## PROVIDED DATA
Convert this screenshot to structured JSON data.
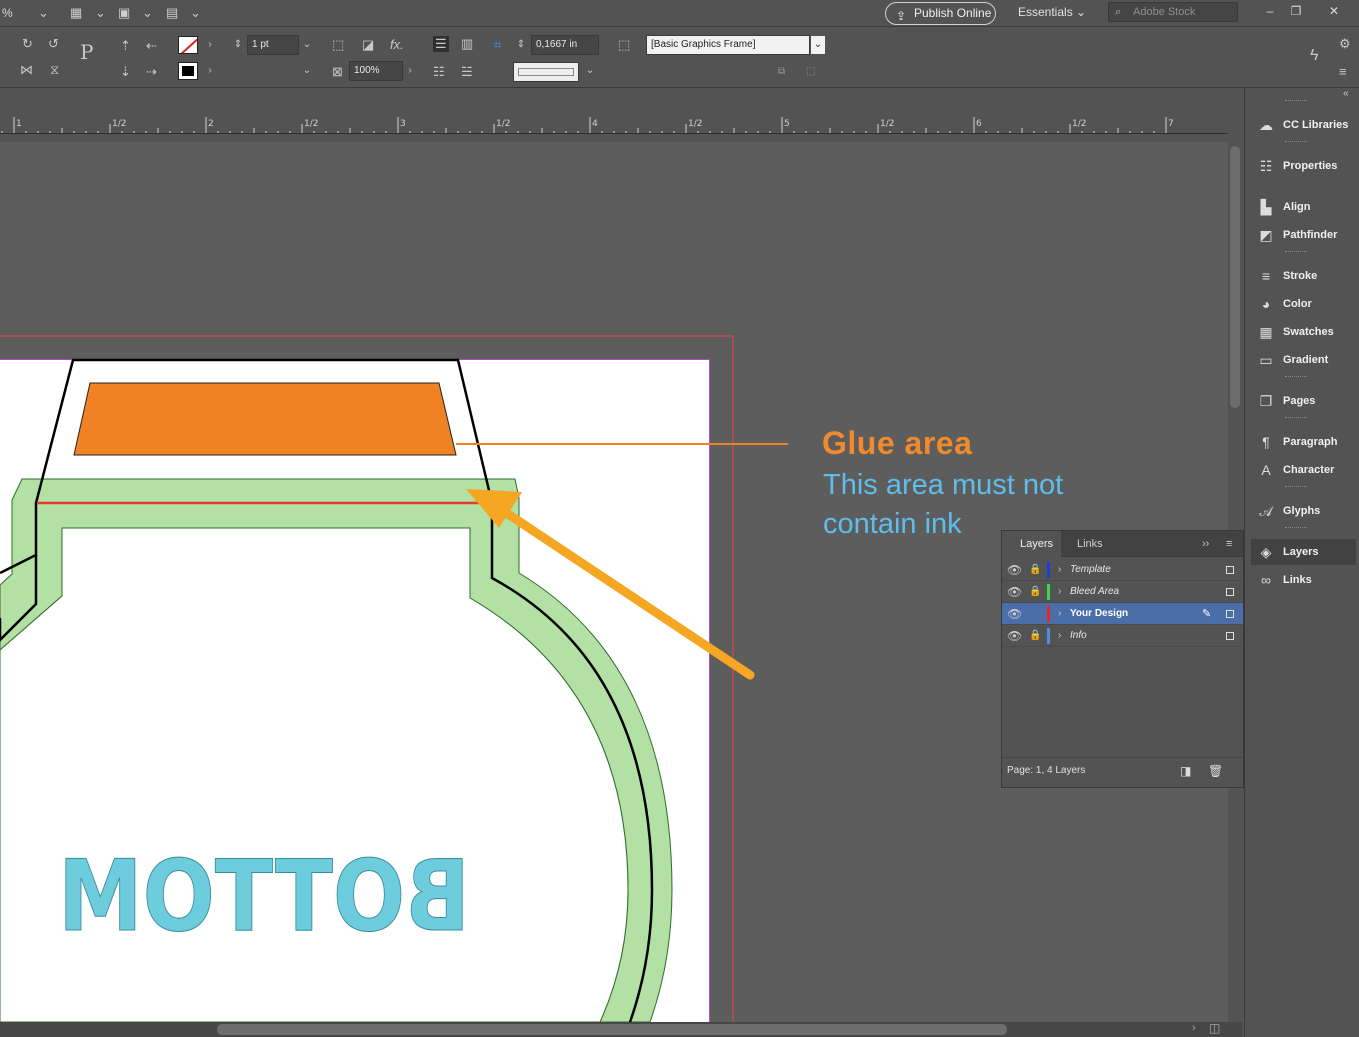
{
  "appbar": {
    "zoom_value": "%",
    "publish_label": "Publish Online",
    "workspace_label": "Essentials",
    "stock_placeholder": "Adobe Stock"
  },
  "control": {
    "stroke_weight": "1 pt",
    "opacity": "100%",
    "corner_size": "0,1667 in",
    "object_style": "[Basic Graphics Frame]"
  },
  "ruler": {
    "labels": [
      "1",
      "1/2",
      "2",
      "1/2",
      "3",
      "1/2",
      "4",
      "1/2",
      "5",
      "1/2",
      "6",
      "1/2",
      "7"
    ]
  },
  "artwork": {
    "bottom_text": "BOTTOM",
    "colors": {
      "glue": "#f08224",
      "green_band": "#b3e0a4",
      "cyan_text": "#6ecddd",
      "arrow": "#f5a623",
      "bleed_line": "#e8484e",
      "red_line": "#e43b2c"
    }
  },
  "annotation": {
    "title": "Glue area",
    "line1": "This area must not",
    "line2": "contain ink"
  },
  "layers_panel": {
    "tabs": [
      "Layers",
      "Links"
    ],
    "layers": [
      {
        "name": "Template",
        "color": "#1f3bd6",
        "locked": true,
        "selected": false
      },
      {
        "name": "Bleed Area",
        "color": "#3fd44a",
        "locked": true,
        "selected": false
      },
      {
        "name": "Your Design",
        "color": "#e02a2a",
        "locked": false,
        "selected": true
      },
      {
        "name": "Info",
        "color": "#4a90e2",
        "locked": true,
        "selected": false
      }
    ],
    "footer": "Page: 1, 4 Layers"
  },
  "dock": {
    "items": [
      {
        "label": "CC Libraries",
        "icon": "cc-libraries-icon"
      },
      {
        "label": "Properties",
        "icon": "properties-icon"
      },
      {
        "label": "Align",
        "icon": "align-icon"
      },
      {
        "label": "Pathfinder",
        "icon": "pathfinder-icon"
      },
      {
        "label": "Stroke",
        "icon": "stroke-icon"
      },
      {
        "label": "Color",
        "icon": "color-icon"
      },
      {
        "label": "Swatches",
        "icon": "swatches-icon"
      },
      {
        "label": "Gradient",
        "icon": "gradient-icon"
      },
      {
        "label": "Pages",
        "icon": "pages-icon"
      },
      {
        "label": "Paragraph",
        "icon": "paragraph-icon"
      },
      {
        "label": "Character",
        "icon": "character-icon"
      },
      {
        "label": "Glyphs",
        "icon": "glyphs-icon"
      },
      {
        "label": "Layers",
        "icon": "layers-icon"
      },
      {
        "label": "Links",
        "icon": "links-icon"
      }
    ]
  }
}
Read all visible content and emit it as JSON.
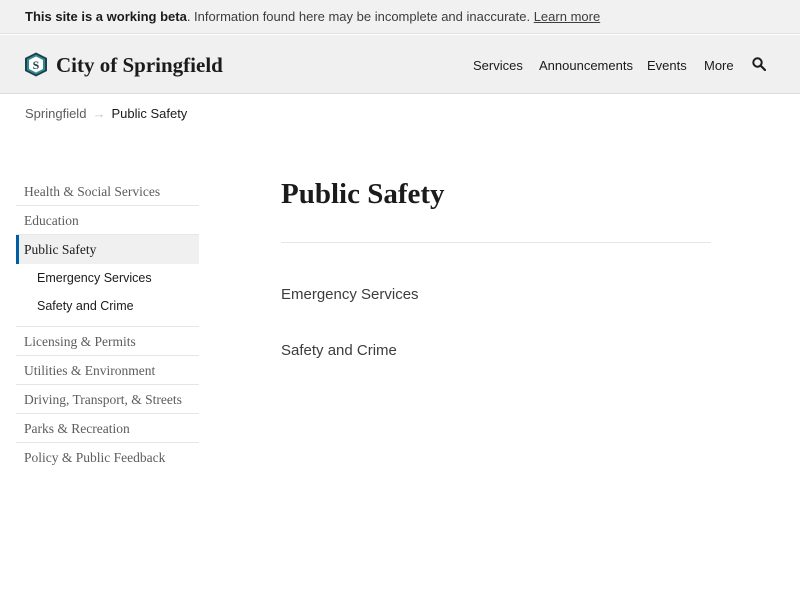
{
  "banner": {
    "bold_text": "This site is a working beta",
    "text": ". Information found here may be incomplete and inaccurate. ",
    "link": "Learn more"
  },
  "header": {
    "title": "City of Springfield",
    "logo_icon": "city-seal-icon",
    "nav": [
      "Services",
      "Announcements",
      "Events",
      "More"
    ],
    "search_icon": "search-icon"
  },
  "breadcrumb": {
    "home": "Springfield",
    "separator": "→",
    "current": "Public Safety"
  },
  "sidenav": {
    "items_before": [
      "Health & Social Services",
      "Education"
    ],
    "active": "Public Safety",
    "sub_items": [
      "Emergency Services",
      "Safety and Crime"
    ],
    "items_after": [
      "Licensing & Permits",
      "Utilities & Environment",
      "Driving, Transport, & Streets",
      "Parks & Recreation",
      "Policy & Public Feedback"
    ]
  },
  "main": {
    "title": "Public Safety",
    "links": [
      "Emergency Services",
      "Safety and Crime"
    ]
  },
  "colors": {
    "accent": "#005ea2",
    "banner_bg": "#f1f1f1",
    "header_bg": "#f0f0f0"
  }
}
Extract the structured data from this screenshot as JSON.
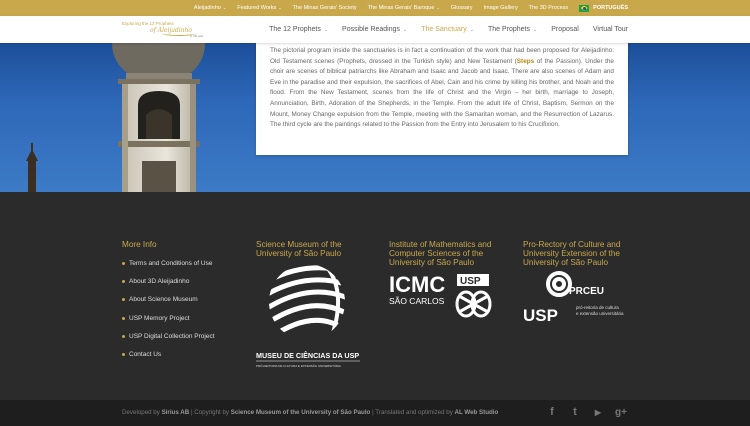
{
  "topbar": {
    "items": [
      {
        "label": "Aleijadinho",
        "caret": "⌄"
      },
      {
        "label": "Featured Works",
        "caret": "⌄"
      },
      {
        "label": "The Minas Gerais' Society",
        "caret": ""
      },
      {
        "label": "The Minas Gerais' Baroque",
        "caret": "⌄"
      },
      {
        "label": "Glossary",
        "caret": ""
      },
      {
        "label": "Image Gallery",
        "caret": ""
      },
      {
        "label": "The 3D Process",
        "caret": ""
      }
    ],
    "language": "PORTUGUÊS"
  },
  "logo": {
    "line1": "Exploring the 12 Prophets",
    "line2": "of Aleijadinho",
    "line3": "in 3D web"
  },
  "nav": {
    "items": [
      {
        "label": "The 12 Prophets",
        "caret": "⌄",
        "active": false
      },
      {
        "label": "Possible Readings",
        "caret": "⌄",
        "active": false
      },
      {
        "label": "The Sanctuary",
        "caret": "⌄",
        "active": true
      },
      {
        "label": "The Prophets",
        "caret": "⌄",
        "active": false
      },
      {
        "label": "Proposal",
        "caret": "",
        "active": false
      },
      {
        "label": "Virtual Tour",
        "caret": "",
        "active": false
      }
    ]
  },
  "content": {
    "before_steps": "The pictorial program inside the sanctuaries is in fact a continuation of the work that had been proposed for Aleijadinho: Old Testament scenes (Prophets, dressed in the Turkish style) and New Testament (",
    "steps": "Steps",
    "after_steps": " of the Passion). Under the choir are scenes of biblical patriarchs like Abraham and Isaac and Jacob and Isaac. There are also scenes of Adam and Eve in the paradise and their expulsion, the sacrifices of Abel, Cain and his crime by killing his brother, and Noah and the flood. From the New Testament, scenes from the life of Christ and the Virgin – her birth, marriage to Joseph, Annunciation, Birth, Adoration of the Shepherds, in the Temple. From the adult life of Christ, Baptism, Sermon on the Mount, Money Change expulsion from the Temple, meeting with the Samaritan woman, and the Resurrection of Lazarus. The third cycle are the paintings related to the Passion from the Entry into Jerusalem to his Crucifixion."
  },
  "footer": {
    "more_info": {
      "title": "More Info",
      "links": [
        "Terms and Conditions of Use",
        "About 3D Aleijadinho",
        "About Science Museum",
        "USP Memory Project",
        "USP Digital Collection Project",
        "Contact Us"
      ]
    },
    "museum": {
      "title": "Science Museum of the University of São Paulo",
      "logo_main": "MUSEU DE CIÊNCIAS DA USP",
      "logo_sub": "PRÓ-REITORIA DE CULTURA E EXTENSÃO UNIVERSITÁRIA"
    },
    "icmc": {
      "title": "Institute of Mathematics and Computer Sciences of the University of São Paulo",
      "logo_main": "ICMC",
      "logo_usp": "USP",
      "logo_sub": "SÃO CARLOS"
    },
    "prceu": {
      "title": "Pro-Rectory of Culture and University Extension of the University of São Paulo",
      "logo_main": "PRCEU",
      "logo_usp": "USP",
      "logo_sub1": "pró-reitoria de cultura",
      "logo_sub2": "e extensão universitária"
    }
  },
  "bottom": {
    "developed_by": "Developed by",
    "developer": "Sirius AB",
    "copyright_by": "| Copyright by",
    "copyright_owner": "Science Museum of the University of São Paulo",
    "translated_by": "| Translated and optimized by",
    "translator": "AL Web Studio",
    "social": [
      {
        "icon": "facebook-icon",
        "glyph": "f"
      },
      {
        "icon": "twitter-icon",
        "glyph": "t"
      },
      {
        "icon": "youtube-icon",
        "glyph": "▶"
      },
      {
        "icon": "google-plus-icon",
        "glyph": "g+"
      }
    ]
  },
  "colors": {
    "accent": "#c9a84c",
    "topbar": "#c9a84c",
    "footer": "#2b2b2b",
    "bottombar": "#1e1e1e",
    "sky": "#2e68b8"
  }
}
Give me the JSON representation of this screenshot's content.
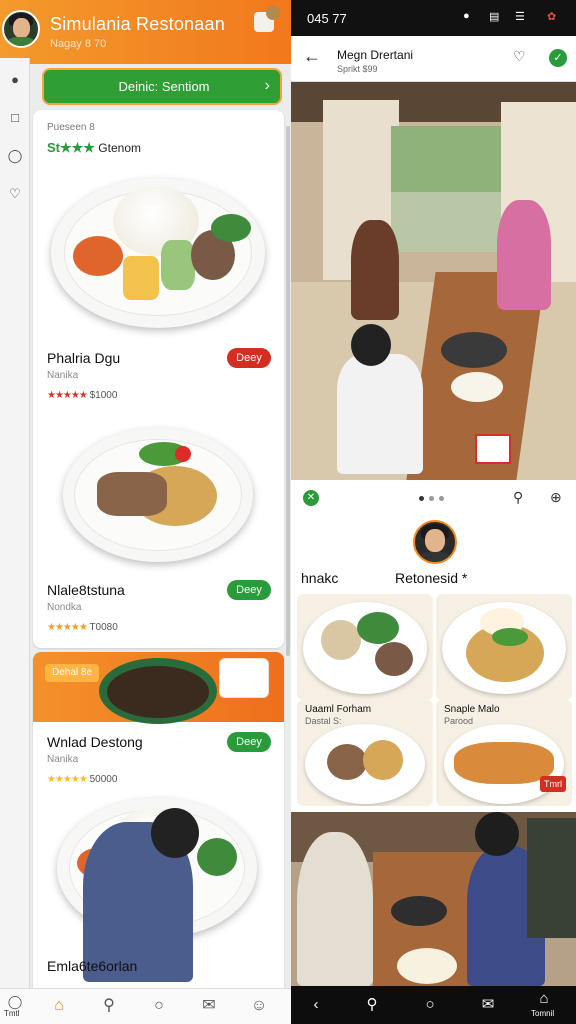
{
  "left_app": {
    "title": "Simulania Restonaan",
    "subtitle": "Nagay 8 70",
    "cta_label": "Deinic: Sentiom",
    "section_label": "Pueseen 8",
    "section_title_stars": "★★★",
    "section_title_prefix": "St",
    "section_title_rest": " Gtenom",
    "dishes": [
      {
        "name": "Phalria Dgu",
        "sub": "Nanika",
        "price": "$1000",
        "button": "Deey",
        "button_color": "#d42d22"
      },
      {
        "name": "Nlale8tstuna",
        "sub": "Nondka",
        "price": "T0080",
        "button": "Deey",
        "button_color": "#2a9b3a"
      },
      {
        "name": "Wnlad Destong",
        "sub": "Nanika",
        "price": "50000",
        "button": "Deey",
        "button_color": "#2a9b3a"
      },
      {
        "name": "Emla6te6orlan",
        "sub": "",
        "price": "",
        "button": "",
        "button_color": "#2a9b3a"
      }
    ],
    "promo_tag": "Dehal 8e",
    "bottom_nav_label": "Tmtl"
  },
  "right_app": {
    "status_time": "045 77",
    "appbar_title": "Megn Drertani",
    "appbar_subtitle": "Sprikt $99",
    "profile_left": "hnakc",
    "profile_right": "Retonesid *",
    "tiles": [
      {
        "title": "",
        "sub": "",
        "badge": ""
      },
      {
        "title": "",
        "sub": "",
        "badge": ""
      },
      {
        "title": "Uaaml Forham",
        "sub": "Dastal S:",
        "badge": ""
      },
      {
        "title": "Snaple Malo",
        "sub": "Parood",
        "badge": "Tmrl"
      }
    ],
    "bottom_nav_label": "Tomnil"
  },
  "colors": {
    "orange_header": "#f2781c",
    "green_accent": "#2a9b3a",
    "red_accent": "#d42d22",
    "dark_bar": "#111111"
  },
  "icons": {
    "left_rail": [
      "compass-icon",
      "document-icon",
      "chat-bubble-icon",
      "heart-icon"
    ],
    "left_nav": [
      "home-icon",
      "search-icon",
      "circle-icon",
      "chat-icon",
      "profile-icon"
    ],
    "right_nav": [
      "back-icon",
      "search-icon",
      "circle-icon",
      "chat-icon",
      "home-icon"
    ]
  }
}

## GIVEN INSTRUCTION
Pull out all lines in the data above that include "Safety".

## FULL SOLUTION
    "current": "Public Safety"
    "active": "Public Safety",
      "Safety and Crime"
    "title": "Public Safety",
      "Safety and Crime"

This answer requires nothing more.